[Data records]
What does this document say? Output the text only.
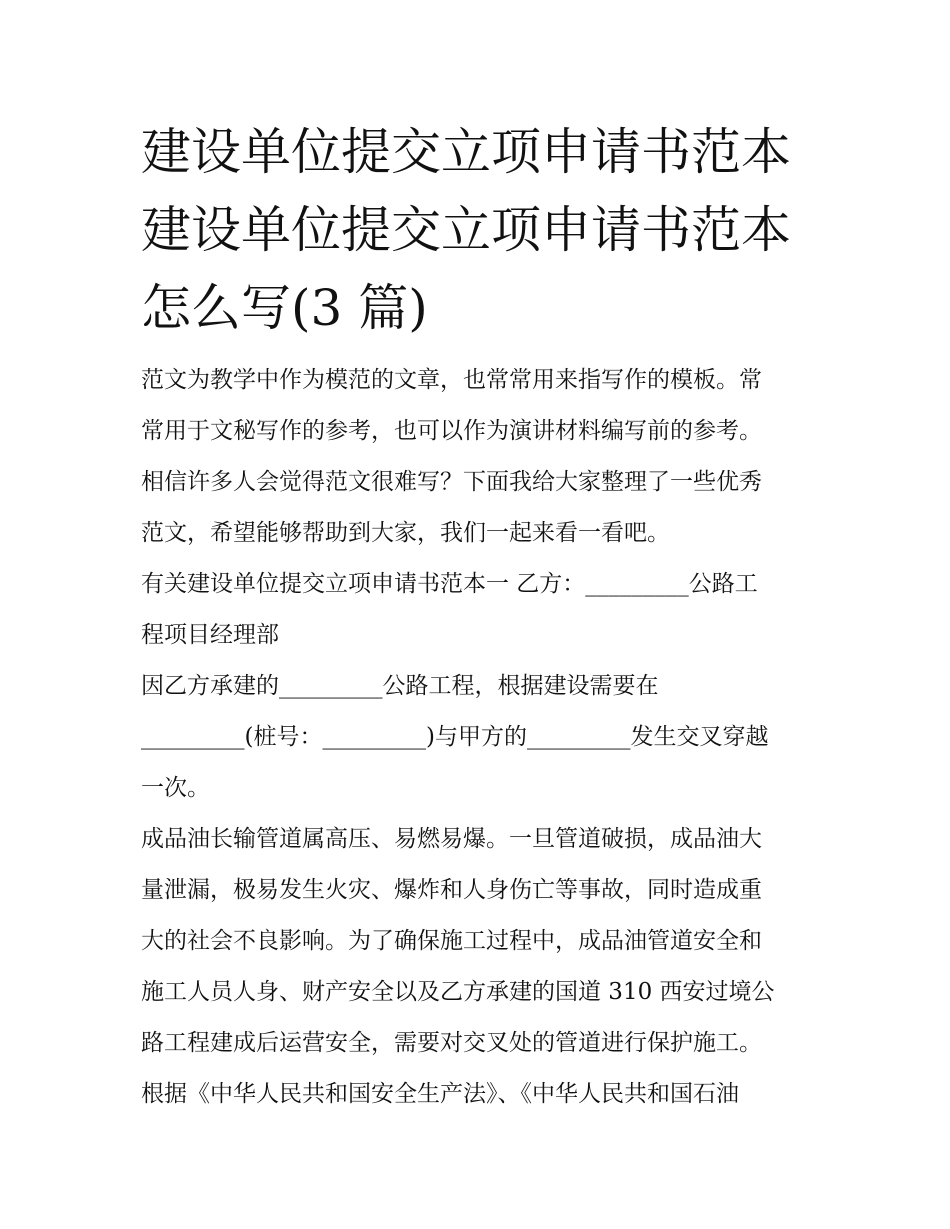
建设单位提交立项申请书范本
建设单位提交立项申请书范本
怎么写(3 篇)

范文为教学中作为模范的文章，也常常用来指写作的模板。常
常用于文秘写作的参考，也可以作为演讲材料编写前的参考。
相信许多人会觉得范文很难写？下面我给大家整理了一些优秀
范文，希望能够帮助到大家，我们一起来看一看吧。

有关建设单位提交立项申请书范本一 乙方：_________公路工
程项目经理部

因乙方承建的_________公路工程，根据建设需要在
_________(桩号：_________)与甲方的_________发生交叉穿越
一次。

成品油长输管道属高压、易燃易爆。一旦管道破损，成品油大
量泄漏，极易发生火灾、爆炸和人身伤亡等事故，同时造成重
大的社会不良影响。为了确保施工过程中，成品油管道安全和
施工人员人身、财产安全以及乙方承建的国道 310 西安过境公
路工程建成后运营安全，需要对交叉处的管道进行保护施工。
根据《中华人民共和国安全生产法》、《中华人民共和国石油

● WHAT IS EXPECTED
Working from the material above, transcribe it exactly while omitting pictures.

● OUTPUT OF THE EXERCISE
What does this document say? Output the text only.
建设单位提交立项申请书范本
建设单位提交立项申请书范本
怎么写(3 篇)

范文为教学中作为模范的文章，也常常用来指写作的模板。常
常用于文秘写作的参考，也可以作为演讲材料编写前的参考。
相信许多人会觉得范文很难写？下面我给大家整理了一些优秀
范文，希望能够帮助到大家，我们一起来看一看吧。

有关建设单位提交立项申请书范本一 乙方：_________公路工
程项目经理部

因乙方承建的_________公路工程，根据建设需要在
_________(桩号：_________)与甲方的_________发生交叉穿越
一次。

成品油长输管道属高压、易燃易爆。一旦管道破损，成品油大
量泄漏，极易发生火灾、爆炸和人身伤亡等事故，同时造成重
大的社会不良影响。为了确保施工过程中，成品油管道安全和
施工人员人身、财产安全以及乙方承建的国道 310 西安过境公
路工程建成后运营安全，需要对交叉处的管道进行保护施工。
根据《中华人民共和国安全生产法》、《中华人民共和国石油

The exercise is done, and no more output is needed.